━━━━━ ENTRIES SHOWN
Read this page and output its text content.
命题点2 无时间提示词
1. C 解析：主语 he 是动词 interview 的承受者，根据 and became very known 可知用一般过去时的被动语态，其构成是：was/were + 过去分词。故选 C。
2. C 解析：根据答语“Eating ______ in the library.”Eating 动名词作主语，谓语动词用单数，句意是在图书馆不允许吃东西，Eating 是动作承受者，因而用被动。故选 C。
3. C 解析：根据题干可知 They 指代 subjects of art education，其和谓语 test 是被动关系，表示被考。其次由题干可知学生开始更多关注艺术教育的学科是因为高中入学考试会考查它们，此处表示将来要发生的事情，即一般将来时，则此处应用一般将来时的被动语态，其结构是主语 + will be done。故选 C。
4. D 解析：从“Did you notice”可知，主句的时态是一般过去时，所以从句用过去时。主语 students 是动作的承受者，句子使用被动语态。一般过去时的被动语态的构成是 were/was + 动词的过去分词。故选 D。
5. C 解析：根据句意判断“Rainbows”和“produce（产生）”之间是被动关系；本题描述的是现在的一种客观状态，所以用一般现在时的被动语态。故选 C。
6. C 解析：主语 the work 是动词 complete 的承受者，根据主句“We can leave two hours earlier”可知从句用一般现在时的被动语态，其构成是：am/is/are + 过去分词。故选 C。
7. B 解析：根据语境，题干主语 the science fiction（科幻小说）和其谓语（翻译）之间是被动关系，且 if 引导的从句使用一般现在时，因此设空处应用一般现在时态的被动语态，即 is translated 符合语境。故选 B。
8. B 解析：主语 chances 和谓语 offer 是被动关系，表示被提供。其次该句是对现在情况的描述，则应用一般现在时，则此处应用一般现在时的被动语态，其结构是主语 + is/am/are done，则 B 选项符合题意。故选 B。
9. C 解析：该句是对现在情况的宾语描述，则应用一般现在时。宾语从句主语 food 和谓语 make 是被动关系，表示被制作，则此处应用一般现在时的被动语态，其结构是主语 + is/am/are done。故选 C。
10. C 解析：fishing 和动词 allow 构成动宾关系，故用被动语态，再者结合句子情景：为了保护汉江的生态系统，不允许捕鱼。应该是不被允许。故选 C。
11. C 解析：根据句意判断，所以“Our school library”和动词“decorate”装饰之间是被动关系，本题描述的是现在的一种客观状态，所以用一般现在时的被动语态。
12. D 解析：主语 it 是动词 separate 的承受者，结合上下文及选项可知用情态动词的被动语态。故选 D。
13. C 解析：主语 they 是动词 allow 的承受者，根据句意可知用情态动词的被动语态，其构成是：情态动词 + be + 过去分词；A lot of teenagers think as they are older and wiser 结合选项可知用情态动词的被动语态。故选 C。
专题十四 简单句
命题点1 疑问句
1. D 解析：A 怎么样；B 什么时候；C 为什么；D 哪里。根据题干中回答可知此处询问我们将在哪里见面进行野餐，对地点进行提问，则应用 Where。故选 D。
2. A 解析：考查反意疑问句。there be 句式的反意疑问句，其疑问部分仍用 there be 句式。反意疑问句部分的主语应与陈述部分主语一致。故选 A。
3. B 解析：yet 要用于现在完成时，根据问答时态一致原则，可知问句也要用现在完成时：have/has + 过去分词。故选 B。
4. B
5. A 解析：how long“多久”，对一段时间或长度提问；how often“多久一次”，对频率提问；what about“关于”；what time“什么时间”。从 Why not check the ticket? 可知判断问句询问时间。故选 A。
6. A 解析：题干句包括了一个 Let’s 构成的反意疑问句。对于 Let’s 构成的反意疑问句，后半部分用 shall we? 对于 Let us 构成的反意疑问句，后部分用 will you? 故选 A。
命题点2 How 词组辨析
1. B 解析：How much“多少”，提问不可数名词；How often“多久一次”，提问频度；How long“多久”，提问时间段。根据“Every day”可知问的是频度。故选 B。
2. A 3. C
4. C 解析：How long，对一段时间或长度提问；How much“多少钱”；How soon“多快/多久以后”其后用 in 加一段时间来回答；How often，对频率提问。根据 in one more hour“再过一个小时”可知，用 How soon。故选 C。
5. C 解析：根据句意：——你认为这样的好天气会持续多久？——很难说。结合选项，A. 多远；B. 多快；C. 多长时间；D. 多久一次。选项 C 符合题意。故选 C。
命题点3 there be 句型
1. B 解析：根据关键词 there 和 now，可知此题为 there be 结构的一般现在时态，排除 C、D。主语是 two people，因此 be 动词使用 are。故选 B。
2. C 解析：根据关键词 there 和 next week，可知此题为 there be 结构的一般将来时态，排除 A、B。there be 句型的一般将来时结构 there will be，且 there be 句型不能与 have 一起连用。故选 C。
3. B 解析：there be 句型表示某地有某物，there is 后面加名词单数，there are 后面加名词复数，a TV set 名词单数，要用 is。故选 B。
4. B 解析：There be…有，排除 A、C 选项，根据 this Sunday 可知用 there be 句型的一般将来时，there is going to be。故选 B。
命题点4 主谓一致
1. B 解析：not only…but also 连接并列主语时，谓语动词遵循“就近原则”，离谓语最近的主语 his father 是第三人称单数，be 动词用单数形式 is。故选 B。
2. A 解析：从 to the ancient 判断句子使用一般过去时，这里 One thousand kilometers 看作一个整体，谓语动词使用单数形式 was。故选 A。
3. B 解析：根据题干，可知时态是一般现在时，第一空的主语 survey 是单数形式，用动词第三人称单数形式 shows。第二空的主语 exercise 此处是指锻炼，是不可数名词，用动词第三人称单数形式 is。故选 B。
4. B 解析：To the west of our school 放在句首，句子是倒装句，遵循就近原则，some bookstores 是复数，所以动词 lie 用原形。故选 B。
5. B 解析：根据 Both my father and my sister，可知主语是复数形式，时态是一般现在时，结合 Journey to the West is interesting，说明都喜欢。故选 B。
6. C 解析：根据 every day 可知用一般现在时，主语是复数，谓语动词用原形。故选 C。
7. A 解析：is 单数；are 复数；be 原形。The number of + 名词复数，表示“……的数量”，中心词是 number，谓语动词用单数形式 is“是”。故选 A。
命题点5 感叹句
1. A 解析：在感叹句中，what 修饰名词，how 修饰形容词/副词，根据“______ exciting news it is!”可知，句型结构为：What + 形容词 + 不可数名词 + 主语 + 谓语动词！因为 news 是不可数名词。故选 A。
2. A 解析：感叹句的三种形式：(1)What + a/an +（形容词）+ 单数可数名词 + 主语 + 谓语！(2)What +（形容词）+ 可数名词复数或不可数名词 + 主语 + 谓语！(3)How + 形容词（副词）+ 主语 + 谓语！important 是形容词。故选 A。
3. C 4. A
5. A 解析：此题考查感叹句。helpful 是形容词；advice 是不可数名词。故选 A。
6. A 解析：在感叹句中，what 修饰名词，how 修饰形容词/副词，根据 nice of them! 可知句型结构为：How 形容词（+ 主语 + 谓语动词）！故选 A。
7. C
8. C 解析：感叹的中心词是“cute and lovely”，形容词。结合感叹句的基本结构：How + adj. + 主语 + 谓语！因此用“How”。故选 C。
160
━━━━━━━━━━
* WORK TO DO:
List all lines holding the string "often".

* SOLUTION BELOW:
5. A 解析：how long“多久”，对一段时间或长度提问；how often“多久一次”，对频率提问；what about“关于”；what time“什么时间”。从 Why not check the ticket? 可知判断问句询问时间。故选 A。
1. B 解析：How much“多少”，提问不可数名词；How often“多久一次”，提问频度；How long“多久”，提问时间段。根据“Every day”可知问的是频度。故选 B。
4. C 解析：How long，对一段时间或长度提问；How much“多少钱”；How soon“多快/多久以后”其后用 in 加一段时间来回答；How often，对频率提问。根据 in one more hour“再过一个小时”可知，用 How soon。故选 C。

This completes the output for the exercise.